(Data entries)
========================================
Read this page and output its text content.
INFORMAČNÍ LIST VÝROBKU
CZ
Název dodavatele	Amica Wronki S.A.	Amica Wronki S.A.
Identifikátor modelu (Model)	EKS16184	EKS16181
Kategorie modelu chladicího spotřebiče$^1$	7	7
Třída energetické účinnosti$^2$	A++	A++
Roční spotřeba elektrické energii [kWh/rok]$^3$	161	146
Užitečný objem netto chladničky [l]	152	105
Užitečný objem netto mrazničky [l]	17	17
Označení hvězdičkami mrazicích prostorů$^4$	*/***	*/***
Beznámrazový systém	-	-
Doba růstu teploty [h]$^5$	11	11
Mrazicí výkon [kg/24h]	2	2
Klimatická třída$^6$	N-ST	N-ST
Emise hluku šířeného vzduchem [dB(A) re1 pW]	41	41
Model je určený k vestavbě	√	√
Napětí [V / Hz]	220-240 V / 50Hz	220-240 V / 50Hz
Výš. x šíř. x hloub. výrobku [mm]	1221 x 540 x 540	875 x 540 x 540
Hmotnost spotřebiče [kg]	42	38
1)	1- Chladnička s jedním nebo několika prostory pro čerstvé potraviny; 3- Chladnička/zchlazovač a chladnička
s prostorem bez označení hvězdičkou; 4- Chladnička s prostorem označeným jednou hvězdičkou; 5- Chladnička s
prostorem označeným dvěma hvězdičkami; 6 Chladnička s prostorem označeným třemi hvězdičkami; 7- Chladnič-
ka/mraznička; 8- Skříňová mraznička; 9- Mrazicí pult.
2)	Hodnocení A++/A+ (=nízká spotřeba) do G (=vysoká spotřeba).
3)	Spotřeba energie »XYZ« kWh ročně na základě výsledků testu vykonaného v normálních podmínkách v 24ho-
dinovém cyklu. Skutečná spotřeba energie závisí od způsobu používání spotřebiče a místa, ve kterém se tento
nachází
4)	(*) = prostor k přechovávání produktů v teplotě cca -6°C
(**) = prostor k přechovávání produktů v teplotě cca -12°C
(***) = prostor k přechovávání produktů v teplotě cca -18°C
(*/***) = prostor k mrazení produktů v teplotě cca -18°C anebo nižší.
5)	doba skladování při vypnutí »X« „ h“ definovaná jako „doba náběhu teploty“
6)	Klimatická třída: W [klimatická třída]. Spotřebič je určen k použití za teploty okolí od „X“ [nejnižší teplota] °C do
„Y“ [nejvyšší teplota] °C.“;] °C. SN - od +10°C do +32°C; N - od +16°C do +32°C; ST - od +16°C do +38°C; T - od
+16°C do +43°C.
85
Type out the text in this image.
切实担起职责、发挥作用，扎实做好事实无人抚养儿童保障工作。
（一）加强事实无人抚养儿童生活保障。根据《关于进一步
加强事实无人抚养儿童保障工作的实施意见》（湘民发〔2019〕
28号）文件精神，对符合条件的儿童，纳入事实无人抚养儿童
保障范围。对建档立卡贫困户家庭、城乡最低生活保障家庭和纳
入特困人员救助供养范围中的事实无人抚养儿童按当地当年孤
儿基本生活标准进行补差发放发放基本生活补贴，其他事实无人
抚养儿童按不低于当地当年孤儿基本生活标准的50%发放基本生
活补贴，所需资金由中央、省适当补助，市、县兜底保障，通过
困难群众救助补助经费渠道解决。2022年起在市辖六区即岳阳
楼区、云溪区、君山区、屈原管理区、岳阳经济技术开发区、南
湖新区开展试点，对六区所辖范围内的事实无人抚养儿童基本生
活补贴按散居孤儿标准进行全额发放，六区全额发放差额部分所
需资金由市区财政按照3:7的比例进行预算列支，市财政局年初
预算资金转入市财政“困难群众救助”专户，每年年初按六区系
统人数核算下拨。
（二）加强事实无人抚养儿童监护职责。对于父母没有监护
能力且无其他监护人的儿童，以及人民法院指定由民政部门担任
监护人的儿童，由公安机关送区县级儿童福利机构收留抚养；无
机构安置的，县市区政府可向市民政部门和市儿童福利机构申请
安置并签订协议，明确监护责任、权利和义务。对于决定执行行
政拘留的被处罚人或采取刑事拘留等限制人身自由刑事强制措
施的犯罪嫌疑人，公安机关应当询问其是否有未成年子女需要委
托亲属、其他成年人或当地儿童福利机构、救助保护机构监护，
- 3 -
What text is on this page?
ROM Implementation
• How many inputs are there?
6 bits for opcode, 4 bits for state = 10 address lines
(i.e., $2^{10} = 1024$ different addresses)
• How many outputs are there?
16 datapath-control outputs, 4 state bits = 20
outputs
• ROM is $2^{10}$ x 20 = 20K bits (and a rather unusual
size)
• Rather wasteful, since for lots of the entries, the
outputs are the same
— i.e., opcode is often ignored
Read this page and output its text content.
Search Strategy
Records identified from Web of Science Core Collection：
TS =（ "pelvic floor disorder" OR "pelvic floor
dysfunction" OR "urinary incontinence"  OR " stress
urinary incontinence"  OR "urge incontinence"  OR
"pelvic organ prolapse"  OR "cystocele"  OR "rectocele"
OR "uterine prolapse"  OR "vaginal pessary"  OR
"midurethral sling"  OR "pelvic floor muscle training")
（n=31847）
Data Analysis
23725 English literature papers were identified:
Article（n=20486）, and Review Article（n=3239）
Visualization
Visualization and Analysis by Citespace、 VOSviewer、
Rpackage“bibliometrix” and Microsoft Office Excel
========================================
-- EXERCISE BRIEF --
Return all of the data exactly as it reads.

-- COMPLETED TASK --
Read this page and output its text content.
INFORMAČNÍ LIST VÝROBKU
CZ
Název dodavatele	Amica Wronki S.A.	Amica Wronki S.A.
Identifikátor modelu (Model)	EKS16184	EKS16181
Kategorie modelu chladicího spotřebiče$^1$	7	7
Třída energetické účinnosti$^2$	A++	A++
Roční spotřeba elektrické energii [kWh/rok]$^3$	161	146
Užitečný objem netto chladničky [l]	152	105
Užitečný objem netto mrazničky [l]	17	17
Označení hvězdičkami mrazicích prostorů$^4$	*/***	*/***
Beznámrazový systém	-	-
Doba růstu teploty [h]$^5$	11	11
Mrazicí výkon [kg/24h]	2	2
Klimatická třída$^6$	N-ST	N-ST
Emise hluku šířeného vzduchem [dB(A) re1 pW]	41	41
Model je určený k vestavbě	√	√
Napětí [V / Hz]	220-240 V / 50Hz	220-240 V / 50Hz
Výš. x šíř. x hloub. výrobku [mm]	1221 x 540 x 540	875 x 540 x 540
Hmotnost spotřebiče [kg]	42	38
1)	1- Chladnička s jedním nebo několika prostory pro čerstvé potraviny; 3- Chladnička/zchlazovač a chladnička
s prostorem bez označení hvězdičkou; 4- Chladnička s prostorem označeným jednou hvězdičkou; 5- Chladnička s
prostorem označeným dvěma hvězdičkami; 6 Chladnička s prostorem označeným třemi hvězdičkami; 7- Chladnič-
ka/mraznička; 8- Skříňová mraznička; 9- Mrazicí pult.
2)	Hodnocení A++/A+ (=nízká spotřeba) do G (=vysoká spotřeba).
3)	Spotřeba energie »XYZ« kWh ročně na základě výsledků testu vykonaného v normálních podmínkách v 24ho-
dinovém cyklu. Skutečná spotřeba energie závisí od způsobu používání spotřebiče a místa, ve kterém se tento
nachází
4)	(*) = prostor k přechovávání produktů v teplotě cca -6°C
(**) = prostor k přechovávání produktů v teplotě cca -12°C
(***) = prostor k přechovávání produktů v teplotě cca -18°C
(*/***) = prostor k mrazení produktů v teplotě cca -18°C anebo nižší.
5)	doba skladování při vypnutí »X« „ h“ definovaná jako „doba náběhu teploty“
6)	Klimatická třída: W [klimatická třída]. Spotřebič je určen k použití za teploty okolí od „X“ [nejnižší teplota] °C do
„Y“ [nejvyšší teplota] °C.“;] °C. SN - od +10°C do +32°C; N - od +16°C do +32°C; ST - od +16°C do +38°C; T - od
+16°C do +43°C.
85
Type out the text in this image.
切实担起职责、发挥作用，扎实做好事实无人抚养儿童保障工作。
（一）加强事实无人抚养儿童生活保障。根据《关于进一步
加强事实无人抚养儿童保障工作的实施意见》（湘民发〔2019〕
28号）文件精神，对符合条件的儿童，纳入事实无人抚养儿童
保障范围。对建档立卡贫困户家庭、城乡最低生活保障家庭和纳
入特困人员救助供养范围中的事实无人抚养儿童按当地当年孤
儿基本生活标准进行补差发放发放基本生活补贴，其他事实无人
抚养儿童按不低于当地当年孤儿基本生活标准的50%发放基本生
活补贴，所需资金由中央、省适当补助，市、县兜底保障，通过
困难群众救助补助经费渠道解决。2022年起在市辖六区即岳阳
楼区、云溪区、君山区、屈原管理区、岳阳经济技术开发区、南
湖新区开展试点，对六区所辖范围内的事实无人抚养儿童基本生
活补贴按散居孤儿标准进行全额发放，六区全额发放差额部分所
需资金由市区财政按照3:7的比例进行预算列支，市财政局年初
预算资金转入市财政“困难群众救助”专户，每年年初按六区系
统人数核算下拨。
（二）加强事实无人抚养儿童监护职责。对于父母没有监护
能力且无其他监护人的儿童，以及人民法院指定由民政部门担任
监护人的儿童，由公安机关送区县级儿童福利机构收留抚养；无
机构安置的，县市区政府可向市民政部门和市儿童福利机构申请
安置并签订协议，明确监护责任、权利和义务。对于决定执行行
政拘留的被处罚人或采取刑事拘留等限制人身自由刑事强制措
施的犯罪嫌疑人，公安机关应当询问其是否有未成年子女需要委
托亲属、其他成年人或当地儿童福利机构、救助保护机构监护，
- 3 -
What text is on this page?
ROM Implementation
• How many inputs are there?
6 bits for opcode, 4 bits for state = 10 address lines
(i.e., $2^{10} = 1024$ different addresses)
• How many outputs are there?
16 datapath-control outputs, 4 state bits = 20
outputs
• ROM is $2^{10}$ x 20 = 20K bits (and a rather unusual
size)
• Rather wasteful, since for lots of the entries, the
outputs are the same
— i.e., opcode is often ignored
Read this page and output its text content.
Search Strategy
Records identified from Web of Science Core Collection：
TS =（ "pelvic floor disorder" OR "pelvic floor
dysfunction" OR "urinary incontinence"  OR " stress
urinary incontinence"  OR "urge incontinence"  OR
"pelvic organ prolapse"  OR "cystocele"  OR "rectocele"
OR "uterine prolapse"  OR "vaginal pessary"  OR
"midurethral sling"  OR "pelvic floor muscle training")
（n=31847）
Data Analysis
23725 English literature papers were identified:
Article（n=20486）, and Review Article（n=3239）
Visualization
Visualization and Analysis by Citespace、 VOSviewer、
Rpackage“bibliometrix” and Microsoft Office Excel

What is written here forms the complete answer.